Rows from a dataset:
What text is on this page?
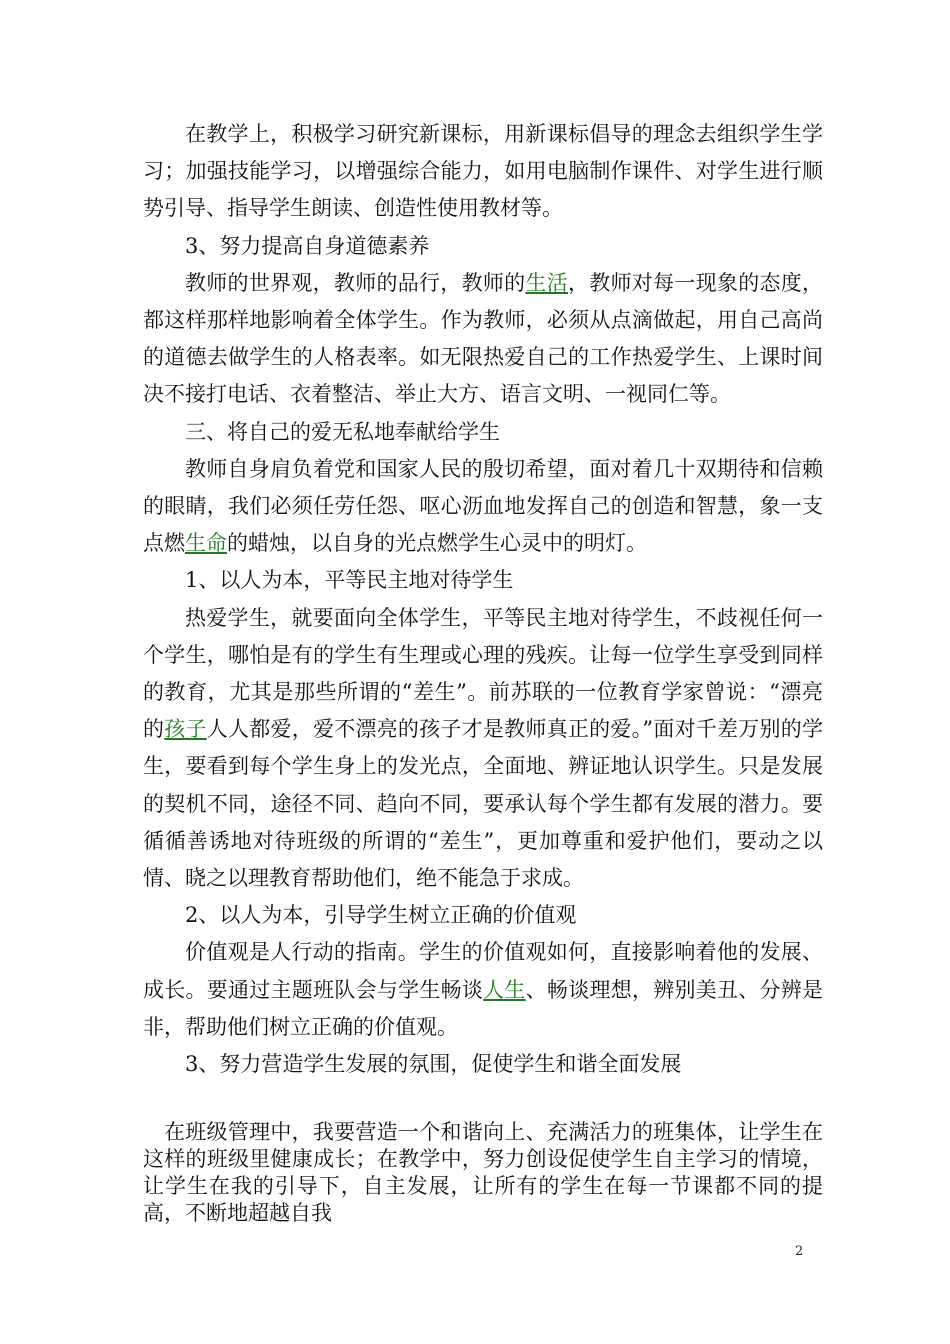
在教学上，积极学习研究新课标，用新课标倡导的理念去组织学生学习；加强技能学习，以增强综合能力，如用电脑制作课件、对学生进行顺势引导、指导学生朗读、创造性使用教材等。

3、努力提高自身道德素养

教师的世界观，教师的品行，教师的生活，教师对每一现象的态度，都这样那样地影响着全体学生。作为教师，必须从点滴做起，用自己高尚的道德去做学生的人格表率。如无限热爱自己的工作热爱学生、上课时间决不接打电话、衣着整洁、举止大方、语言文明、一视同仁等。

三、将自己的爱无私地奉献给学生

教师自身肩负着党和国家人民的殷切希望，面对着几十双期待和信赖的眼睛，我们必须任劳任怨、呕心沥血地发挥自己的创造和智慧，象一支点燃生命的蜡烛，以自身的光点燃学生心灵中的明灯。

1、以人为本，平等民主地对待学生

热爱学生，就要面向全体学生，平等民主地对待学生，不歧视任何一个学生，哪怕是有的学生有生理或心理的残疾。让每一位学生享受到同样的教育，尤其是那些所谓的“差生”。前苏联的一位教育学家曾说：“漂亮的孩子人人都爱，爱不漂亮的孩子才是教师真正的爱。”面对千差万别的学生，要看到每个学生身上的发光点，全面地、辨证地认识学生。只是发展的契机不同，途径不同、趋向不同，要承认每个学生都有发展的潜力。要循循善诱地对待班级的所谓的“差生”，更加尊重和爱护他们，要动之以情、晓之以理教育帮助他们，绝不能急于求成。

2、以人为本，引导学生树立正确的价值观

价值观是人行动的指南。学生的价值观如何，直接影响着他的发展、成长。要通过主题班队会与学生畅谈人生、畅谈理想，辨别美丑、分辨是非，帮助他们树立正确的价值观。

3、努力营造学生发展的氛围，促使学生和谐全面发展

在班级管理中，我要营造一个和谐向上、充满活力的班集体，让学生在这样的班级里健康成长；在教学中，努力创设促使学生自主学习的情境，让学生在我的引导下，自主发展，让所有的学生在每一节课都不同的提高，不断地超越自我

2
==
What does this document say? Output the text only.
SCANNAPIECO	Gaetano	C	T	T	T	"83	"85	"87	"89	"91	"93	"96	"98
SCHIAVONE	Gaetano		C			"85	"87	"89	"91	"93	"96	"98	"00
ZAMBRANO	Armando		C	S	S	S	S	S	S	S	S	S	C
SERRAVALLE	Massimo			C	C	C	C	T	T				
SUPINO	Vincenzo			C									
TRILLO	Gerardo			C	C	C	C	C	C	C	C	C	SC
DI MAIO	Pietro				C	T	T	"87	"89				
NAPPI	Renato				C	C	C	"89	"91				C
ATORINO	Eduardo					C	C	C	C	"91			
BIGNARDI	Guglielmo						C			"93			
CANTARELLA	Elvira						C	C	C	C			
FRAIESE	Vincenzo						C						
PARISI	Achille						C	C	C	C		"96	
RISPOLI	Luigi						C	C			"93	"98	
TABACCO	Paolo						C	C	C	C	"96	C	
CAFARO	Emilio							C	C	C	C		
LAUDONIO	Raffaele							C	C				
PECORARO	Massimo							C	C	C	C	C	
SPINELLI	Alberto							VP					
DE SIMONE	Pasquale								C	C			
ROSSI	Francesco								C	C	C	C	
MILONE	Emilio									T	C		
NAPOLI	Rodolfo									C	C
---
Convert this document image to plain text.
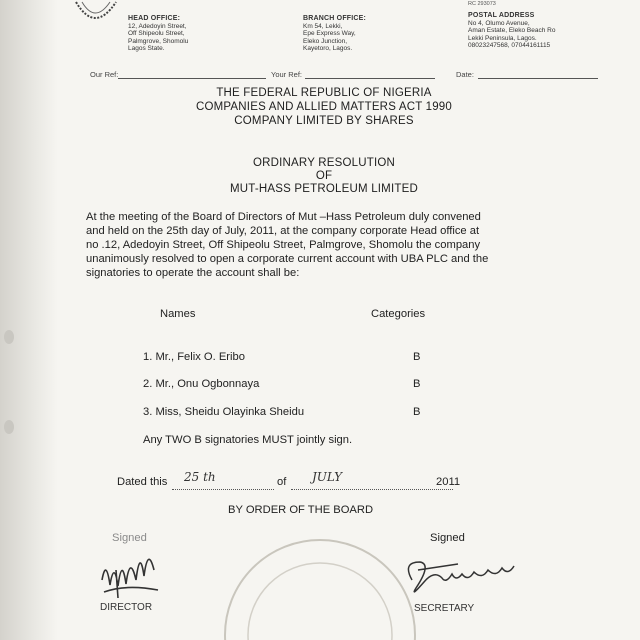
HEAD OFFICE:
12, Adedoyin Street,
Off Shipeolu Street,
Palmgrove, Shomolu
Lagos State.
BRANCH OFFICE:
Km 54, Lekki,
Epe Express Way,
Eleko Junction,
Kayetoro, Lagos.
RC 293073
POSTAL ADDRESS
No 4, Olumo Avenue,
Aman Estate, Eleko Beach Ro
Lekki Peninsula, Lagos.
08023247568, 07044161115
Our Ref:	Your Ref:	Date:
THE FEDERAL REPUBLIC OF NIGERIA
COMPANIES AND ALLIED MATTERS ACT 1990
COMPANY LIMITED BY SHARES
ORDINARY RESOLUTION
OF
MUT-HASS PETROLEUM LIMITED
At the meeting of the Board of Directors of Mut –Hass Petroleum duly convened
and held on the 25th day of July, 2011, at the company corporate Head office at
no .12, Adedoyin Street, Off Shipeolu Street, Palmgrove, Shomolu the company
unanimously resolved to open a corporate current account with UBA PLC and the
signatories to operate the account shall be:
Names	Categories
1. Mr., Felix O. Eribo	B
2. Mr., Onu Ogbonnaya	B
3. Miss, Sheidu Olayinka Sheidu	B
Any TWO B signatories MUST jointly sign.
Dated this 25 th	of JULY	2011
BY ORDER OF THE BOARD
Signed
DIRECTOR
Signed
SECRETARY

What you are asked to do:
Copy all the lines above that hold the string "this".

Output below:
What text is on this page?
What does this document say? Output the text only.
Convert this document image to plain text.
Dated this 25 th	of JULY	2011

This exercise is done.